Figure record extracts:
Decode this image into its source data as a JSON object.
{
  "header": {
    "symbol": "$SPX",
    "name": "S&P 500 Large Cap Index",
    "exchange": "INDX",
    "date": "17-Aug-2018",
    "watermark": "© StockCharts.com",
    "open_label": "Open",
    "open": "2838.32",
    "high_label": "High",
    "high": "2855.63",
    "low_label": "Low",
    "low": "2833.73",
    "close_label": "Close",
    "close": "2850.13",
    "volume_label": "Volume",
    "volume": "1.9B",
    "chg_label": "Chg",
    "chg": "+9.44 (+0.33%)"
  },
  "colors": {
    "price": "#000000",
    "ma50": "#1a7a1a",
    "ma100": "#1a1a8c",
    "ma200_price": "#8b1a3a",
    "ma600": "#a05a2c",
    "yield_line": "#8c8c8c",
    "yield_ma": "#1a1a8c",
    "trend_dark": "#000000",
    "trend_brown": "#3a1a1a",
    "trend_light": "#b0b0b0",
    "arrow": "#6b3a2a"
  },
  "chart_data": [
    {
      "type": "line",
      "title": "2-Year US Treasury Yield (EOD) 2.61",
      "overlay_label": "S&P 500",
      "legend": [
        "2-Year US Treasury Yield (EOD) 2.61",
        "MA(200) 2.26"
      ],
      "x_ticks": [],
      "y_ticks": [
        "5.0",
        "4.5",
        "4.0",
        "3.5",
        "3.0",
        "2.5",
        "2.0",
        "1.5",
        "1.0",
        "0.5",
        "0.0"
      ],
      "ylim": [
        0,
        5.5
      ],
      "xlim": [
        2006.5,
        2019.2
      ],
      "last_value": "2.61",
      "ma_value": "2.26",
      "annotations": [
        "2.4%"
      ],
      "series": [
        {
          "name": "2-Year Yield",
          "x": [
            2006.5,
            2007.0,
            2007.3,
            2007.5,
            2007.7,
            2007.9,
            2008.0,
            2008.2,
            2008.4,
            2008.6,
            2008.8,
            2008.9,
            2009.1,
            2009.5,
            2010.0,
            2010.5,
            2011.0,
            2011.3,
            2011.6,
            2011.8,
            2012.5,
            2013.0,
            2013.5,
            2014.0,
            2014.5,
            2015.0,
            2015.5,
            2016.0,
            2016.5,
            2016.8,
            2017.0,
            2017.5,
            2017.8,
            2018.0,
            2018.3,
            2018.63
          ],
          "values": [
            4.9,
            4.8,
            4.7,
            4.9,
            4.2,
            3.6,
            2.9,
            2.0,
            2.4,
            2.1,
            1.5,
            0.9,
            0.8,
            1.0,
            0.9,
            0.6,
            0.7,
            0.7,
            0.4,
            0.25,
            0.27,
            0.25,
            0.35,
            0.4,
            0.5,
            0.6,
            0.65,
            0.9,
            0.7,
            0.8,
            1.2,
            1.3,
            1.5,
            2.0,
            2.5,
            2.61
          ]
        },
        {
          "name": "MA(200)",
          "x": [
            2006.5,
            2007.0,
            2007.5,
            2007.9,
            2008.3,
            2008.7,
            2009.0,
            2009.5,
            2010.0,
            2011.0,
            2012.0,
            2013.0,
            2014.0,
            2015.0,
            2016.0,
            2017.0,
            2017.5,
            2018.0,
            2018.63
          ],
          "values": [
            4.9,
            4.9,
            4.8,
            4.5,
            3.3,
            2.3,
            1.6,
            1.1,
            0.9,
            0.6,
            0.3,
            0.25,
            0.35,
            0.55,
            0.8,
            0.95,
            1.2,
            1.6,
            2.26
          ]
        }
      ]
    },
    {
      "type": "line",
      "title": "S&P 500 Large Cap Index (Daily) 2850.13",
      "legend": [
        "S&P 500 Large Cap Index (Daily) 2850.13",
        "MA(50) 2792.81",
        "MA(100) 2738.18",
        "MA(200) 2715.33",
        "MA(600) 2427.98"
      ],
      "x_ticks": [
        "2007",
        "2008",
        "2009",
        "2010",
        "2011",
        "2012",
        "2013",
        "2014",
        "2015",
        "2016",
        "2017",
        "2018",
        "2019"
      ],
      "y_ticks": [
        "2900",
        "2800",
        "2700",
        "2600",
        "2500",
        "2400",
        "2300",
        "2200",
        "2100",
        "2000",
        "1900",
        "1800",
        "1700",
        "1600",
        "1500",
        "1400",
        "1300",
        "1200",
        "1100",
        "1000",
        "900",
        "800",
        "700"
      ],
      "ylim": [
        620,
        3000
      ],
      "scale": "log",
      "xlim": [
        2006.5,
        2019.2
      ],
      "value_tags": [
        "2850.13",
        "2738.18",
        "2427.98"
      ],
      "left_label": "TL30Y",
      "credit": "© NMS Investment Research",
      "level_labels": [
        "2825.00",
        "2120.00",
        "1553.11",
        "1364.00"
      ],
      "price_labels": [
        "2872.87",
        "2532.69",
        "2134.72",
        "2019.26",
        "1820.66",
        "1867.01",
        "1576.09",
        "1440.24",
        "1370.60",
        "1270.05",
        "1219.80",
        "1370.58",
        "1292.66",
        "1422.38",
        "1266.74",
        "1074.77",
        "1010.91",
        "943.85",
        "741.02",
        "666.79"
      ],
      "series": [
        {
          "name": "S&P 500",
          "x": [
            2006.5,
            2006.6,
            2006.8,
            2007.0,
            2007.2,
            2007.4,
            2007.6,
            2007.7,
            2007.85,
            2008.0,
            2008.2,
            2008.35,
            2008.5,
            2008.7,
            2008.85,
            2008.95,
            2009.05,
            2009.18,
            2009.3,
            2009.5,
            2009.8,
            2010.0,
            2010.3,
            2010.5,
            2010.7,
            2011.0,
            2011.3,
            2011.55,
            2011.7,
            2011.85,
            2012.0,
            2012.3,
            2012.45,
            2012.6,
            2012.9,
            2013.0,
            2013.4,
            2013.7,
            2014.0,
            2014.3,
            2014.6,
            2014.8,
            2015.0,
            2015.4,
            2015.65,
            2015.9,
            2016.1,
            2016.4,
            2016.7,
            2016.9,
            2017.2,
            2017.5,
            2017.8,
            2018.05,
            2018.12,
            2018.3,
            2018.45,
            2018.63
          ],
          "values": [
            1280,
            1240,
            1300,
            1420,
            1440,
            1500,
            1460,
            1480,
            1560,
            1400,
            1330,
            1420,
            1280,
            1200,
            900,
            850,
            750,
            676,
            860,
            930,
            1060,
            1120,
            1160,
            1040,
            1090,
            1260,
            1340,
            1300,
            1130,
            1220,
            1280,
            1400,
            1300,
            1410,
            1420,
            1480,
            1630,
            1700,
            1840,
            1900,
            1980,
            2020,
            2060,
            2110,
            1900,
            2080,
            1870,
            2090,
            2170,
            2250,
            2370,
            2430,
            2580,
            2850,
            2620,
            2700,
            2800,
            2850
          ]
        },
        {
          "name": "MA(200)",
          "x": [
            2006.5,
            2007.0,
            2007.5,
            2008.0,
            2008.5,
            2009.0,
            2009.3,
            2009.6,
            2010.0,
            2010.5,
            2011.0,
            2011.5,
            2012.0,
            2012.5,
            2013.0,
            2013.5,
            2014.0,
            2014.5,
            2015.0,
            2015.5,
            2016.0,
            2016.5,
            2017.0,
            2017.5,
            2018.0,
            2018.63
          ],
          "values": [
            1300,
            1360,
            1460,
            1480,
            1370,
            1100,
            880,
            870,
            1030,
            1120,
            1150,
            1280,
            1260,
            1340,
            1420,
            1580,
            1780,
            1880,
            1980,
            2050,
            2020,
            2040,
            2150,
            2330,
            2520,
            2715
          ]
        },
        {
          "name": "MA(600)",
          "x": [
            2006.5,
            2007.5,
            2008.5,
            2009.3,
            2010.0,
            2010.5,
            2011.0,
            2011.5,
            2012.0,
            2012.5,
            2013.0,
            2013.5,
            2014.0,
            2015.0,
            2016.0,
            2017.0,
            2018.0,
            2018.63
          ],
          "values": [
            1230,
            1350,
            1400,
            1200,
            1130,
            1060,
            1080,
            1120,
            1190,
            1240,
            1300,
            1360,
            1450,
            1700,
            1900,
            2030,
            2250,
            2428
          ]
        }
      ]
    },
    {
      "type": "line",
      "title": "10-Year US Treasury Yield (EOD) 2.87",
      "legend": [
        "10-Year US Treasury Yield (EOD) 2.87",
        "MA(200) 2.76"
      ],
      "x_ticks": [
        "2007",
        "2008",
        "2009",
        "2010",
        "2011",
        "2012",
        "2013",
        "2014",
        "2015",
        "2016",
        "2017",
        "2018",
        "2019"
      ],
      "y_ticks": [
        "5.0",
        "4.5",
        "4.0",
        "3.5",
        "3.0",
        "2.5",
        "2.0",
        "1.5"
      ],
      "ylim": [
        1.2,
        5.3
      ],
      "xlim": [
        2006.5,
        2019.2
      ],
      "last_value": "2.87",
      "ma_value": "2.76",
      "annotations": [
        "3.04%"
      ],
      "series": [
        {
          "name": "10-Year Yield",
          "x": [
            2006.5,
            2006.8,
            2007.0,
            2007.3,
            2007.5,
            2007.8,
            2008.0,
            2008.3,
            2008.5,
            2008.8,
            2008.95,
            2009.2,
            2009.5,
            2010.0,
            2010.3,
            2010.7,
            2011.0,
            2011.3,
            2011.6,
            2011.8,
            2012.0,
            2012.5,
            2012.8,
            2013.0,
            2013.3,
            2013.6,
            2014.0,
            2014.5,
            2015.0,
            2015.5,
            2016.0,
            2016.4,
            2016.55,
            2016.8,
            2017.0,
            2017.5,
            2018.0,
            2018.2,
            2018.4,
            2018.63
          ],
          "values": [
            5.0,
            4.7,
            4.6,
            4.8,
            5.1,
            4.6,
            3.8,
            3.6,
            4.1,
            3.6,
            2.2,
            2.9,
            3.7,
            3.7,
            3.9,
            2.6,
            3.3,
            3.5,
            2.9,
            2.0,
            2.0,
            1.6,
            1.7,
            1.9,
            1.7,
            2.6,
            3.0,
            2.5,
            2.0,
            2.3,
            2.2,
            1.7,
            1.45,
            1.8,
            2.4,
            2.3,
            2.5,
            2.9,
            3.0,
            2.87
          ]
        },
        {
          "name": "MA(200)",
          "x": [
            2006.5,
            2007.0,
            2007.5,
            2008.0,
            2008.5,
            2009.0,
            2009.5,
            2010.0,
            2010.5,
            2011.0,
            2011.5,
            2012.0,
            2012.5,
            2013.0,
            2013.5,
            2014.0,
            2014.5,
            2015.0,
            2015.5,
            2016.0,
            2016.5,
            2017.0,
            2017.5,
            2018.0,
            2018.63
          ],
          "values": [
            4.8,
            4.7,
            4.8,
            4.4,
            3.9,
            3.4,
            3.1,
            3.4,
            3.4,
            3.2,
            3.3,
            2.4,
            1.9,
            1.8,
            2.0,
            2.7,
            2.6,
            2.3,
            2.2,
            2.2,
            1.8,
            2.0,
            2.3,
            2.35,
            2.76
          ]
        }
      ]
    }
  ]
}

• Instructions to follow: Return every line in the listing that contains the word "Year".

• Reply:
      "title": "2-Year US Treasury Yield (EOD) 2.61",
        "2-Year US Treasury Yield (EOD) 2.61",
          "name": "2-Year Yield",
      "title": "10-Year US Treasury Yield (EOD) 2.87",
        "10-Year US Treasury Yield (EOD) 2.87",
          "name": "10-Year Yield",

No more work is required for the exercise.